» **TASK DESCRIPTION**:
From the listing below, pull out all lines with "content" in them.

# # # # # # #

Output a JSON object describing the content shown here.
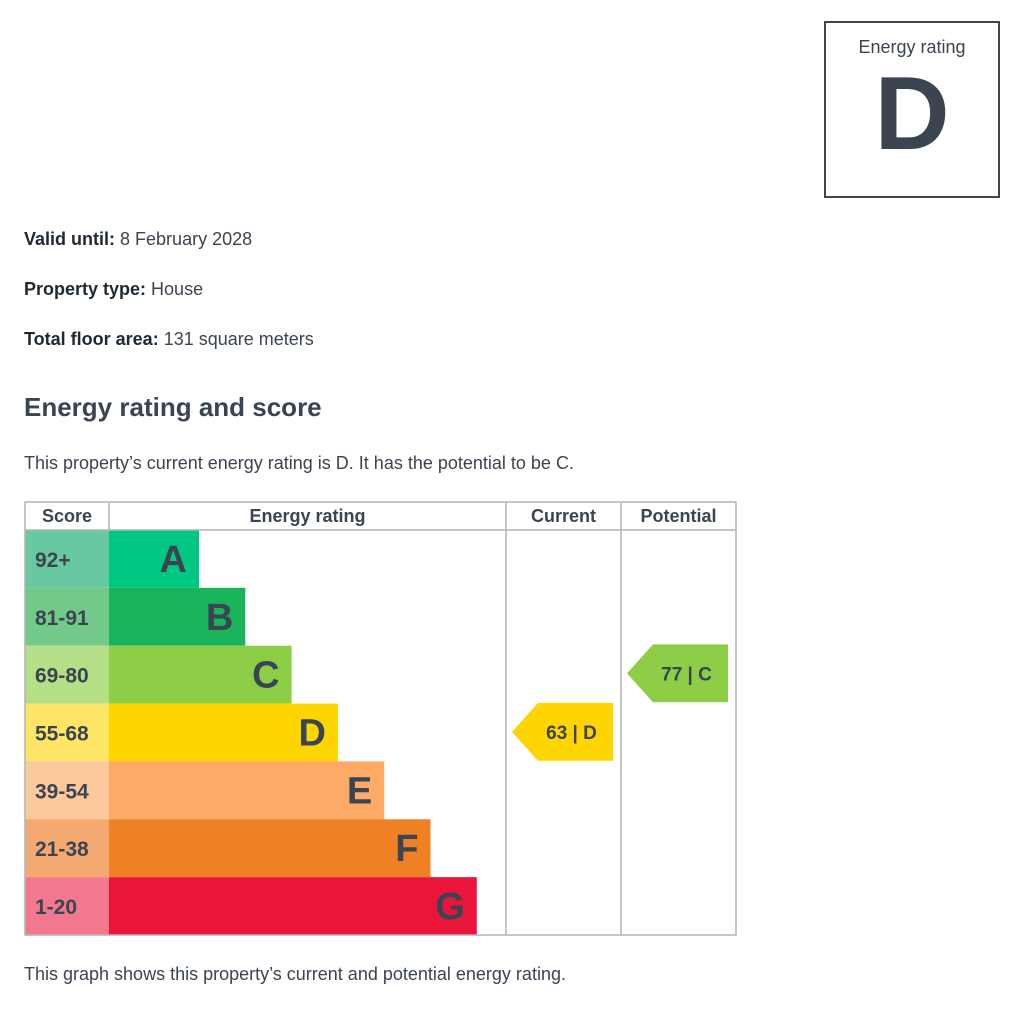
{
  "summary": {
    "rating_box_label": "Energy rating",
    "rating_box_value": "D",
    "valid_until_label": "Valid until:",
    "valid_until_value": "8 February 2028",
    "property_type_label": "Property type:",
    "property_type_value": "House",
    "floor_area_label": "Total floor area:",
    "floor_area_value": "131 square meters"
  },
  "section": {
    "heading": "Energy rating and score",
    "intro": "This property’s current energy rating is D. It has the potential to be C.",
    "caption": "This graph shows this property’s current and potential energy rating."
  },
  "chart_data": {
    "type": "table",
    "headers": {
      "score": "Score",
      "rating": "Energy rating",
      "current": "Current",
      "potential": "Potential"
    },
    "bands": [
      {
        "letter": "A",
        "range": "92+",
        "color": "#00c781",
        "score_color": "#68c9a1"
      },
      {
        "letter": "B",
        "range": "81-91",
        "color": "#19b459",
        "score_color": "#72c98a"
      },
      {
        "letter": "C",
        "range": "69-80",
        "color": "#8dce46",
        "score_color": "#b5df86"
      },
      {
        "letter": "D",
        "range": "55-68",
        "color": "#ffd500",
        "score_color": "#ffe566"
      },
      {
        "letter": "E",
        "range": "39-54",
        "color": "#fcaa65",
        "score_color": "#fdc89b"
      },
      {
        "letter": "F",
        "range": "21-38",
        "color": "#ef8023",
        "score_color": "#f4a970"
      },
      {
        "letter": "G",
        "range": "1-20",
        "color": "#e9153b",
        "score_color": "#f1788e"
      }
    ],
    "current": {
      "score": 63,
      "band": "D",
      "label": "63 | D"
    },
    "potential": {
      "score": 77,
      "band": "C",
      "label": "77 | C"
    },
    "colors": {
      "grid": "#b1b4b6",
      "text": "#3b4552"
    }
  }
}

# # # # # # #

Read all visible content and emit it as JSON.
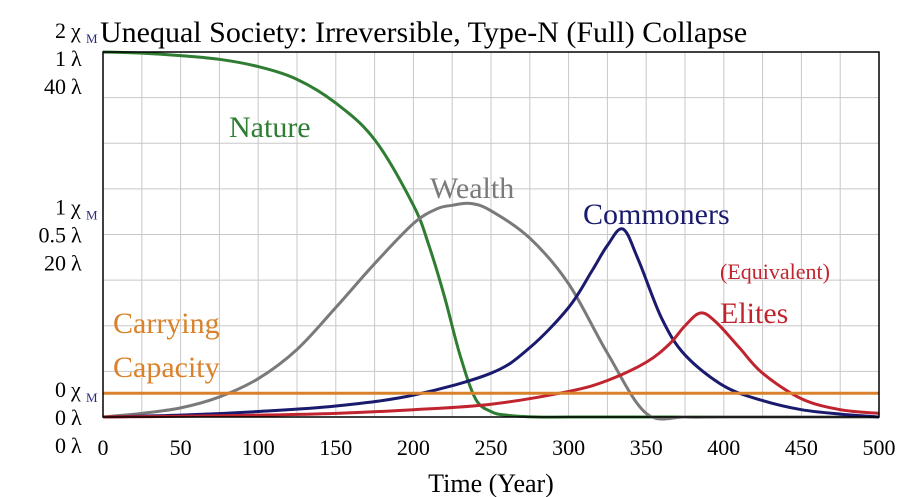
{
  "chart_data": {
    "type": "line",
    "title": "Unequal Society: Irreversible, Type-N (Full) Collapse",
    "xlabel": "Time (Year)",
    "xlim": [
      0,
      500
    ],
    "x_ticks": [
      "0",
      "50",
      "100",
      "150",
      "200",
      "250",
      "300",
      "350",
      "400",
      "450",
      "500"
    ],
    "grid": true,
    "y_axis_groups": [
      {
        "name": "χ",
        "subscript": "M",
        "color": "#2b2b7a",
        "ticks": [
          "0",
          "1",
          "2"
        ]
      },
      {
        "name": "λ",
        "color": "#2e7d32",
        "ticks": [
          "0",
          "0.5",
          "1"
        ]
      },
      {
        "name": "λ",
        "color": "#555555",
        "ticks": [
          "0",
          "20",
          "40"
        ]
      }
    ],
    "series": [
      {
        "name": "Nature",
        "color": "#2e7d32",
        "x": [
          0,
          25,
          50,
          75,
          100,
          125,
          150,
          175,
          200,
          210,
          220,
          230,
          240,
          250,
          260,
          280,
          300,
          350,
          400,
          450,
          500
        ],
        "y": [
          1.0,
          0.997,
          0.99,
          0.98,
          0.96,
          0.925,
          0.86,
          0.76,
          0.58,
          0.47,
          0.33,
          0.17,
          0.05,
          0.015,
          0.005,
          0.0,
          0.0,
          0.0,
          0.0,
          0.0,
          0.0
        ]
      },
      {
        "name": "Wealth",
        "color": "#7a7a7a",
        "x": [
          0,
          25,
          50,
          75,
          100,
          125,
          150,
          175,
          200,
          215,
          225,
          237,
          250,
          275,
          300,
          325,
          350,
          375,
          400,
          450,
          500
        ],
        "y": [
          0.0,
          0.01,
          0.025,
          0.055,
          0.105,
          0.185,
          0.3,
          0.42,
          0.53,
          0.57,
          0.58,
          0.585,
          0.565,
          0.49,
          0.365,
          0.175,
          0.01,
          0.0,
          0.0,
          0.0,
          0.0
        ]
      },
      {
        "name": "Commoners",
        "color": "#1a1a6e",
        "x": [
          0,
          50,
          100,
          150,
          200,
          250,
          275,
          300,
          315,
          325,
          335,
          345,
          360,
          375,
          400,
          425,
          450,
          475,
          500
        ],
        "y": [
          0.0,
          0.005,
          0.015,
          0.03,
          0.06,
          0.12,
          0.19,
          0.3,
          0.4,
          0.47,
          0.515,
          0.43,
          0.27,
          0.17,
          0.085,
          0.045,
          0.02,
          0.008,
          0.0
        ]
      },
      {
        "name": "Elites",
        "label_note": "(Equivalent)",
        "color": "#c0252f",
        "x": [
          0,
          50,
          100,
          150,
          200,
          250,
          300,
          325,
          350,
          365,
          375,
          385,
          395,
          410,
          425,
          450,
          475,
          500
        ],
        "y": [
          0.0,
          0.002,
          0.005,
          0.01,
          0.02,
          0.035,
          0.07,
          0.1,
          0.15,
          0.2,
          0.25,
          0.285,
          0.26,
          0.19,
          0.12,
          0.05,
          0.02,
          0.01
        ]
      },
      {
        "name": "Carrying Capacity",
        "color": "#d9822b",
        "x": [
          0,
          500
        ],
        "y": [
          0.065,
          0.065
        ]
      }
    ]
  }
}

# # # # # # #

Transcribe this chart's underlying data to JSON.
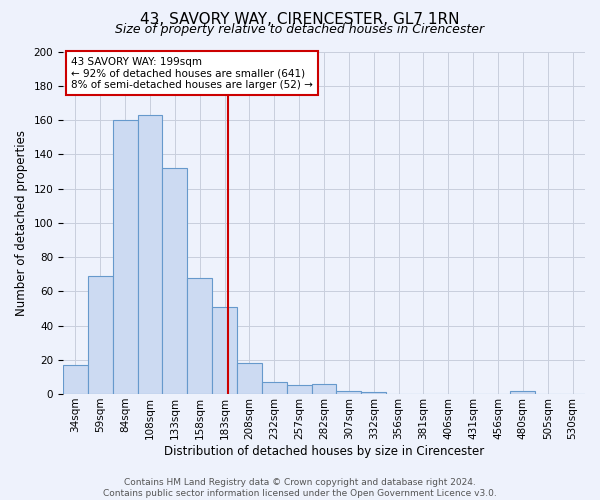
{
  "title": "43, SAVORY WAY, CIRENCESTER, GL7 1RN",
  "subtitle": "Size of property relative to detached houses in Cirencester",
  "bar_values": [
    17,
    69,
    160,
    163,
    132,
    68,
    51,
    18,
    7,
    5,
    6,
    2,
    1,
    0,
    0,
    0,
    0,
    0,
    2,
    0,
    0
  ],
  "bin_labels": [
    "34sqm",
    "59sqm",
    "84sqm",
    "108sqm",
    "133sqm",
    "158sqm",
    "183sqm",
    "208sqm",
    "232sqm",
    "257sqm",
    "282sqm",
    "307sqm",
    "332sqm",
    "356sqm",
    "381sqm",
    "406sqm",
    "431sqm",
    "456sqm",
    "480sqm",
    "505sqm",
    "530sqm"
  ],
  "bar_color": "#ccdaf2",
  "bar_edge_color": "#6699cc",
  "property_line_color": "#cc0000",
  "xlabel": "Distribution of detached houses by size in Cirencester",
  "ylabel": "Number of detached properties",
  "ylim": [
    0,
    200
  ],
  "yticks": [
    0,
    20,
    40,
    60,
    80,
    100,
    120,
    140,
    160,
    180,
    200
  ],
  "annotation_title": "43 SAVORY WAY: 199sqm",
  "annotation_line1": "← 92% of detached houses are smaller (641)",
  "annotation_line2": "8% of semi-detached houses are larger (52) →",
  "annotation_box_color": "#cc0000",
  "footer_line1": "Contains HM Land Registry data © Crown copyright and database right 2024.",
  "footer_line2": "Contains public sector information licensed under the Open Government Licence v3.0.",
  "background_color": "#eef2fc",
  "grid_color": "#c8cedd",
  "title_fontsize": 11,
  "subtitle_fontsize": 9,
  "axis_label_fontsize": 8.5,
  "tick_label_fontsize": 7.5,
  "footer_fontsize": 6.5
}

# # # # # # #

» **RESPONSE TO THE TASK**:
Output a JSON object describing the content shown here.
Read all visible content and emit it as JSON.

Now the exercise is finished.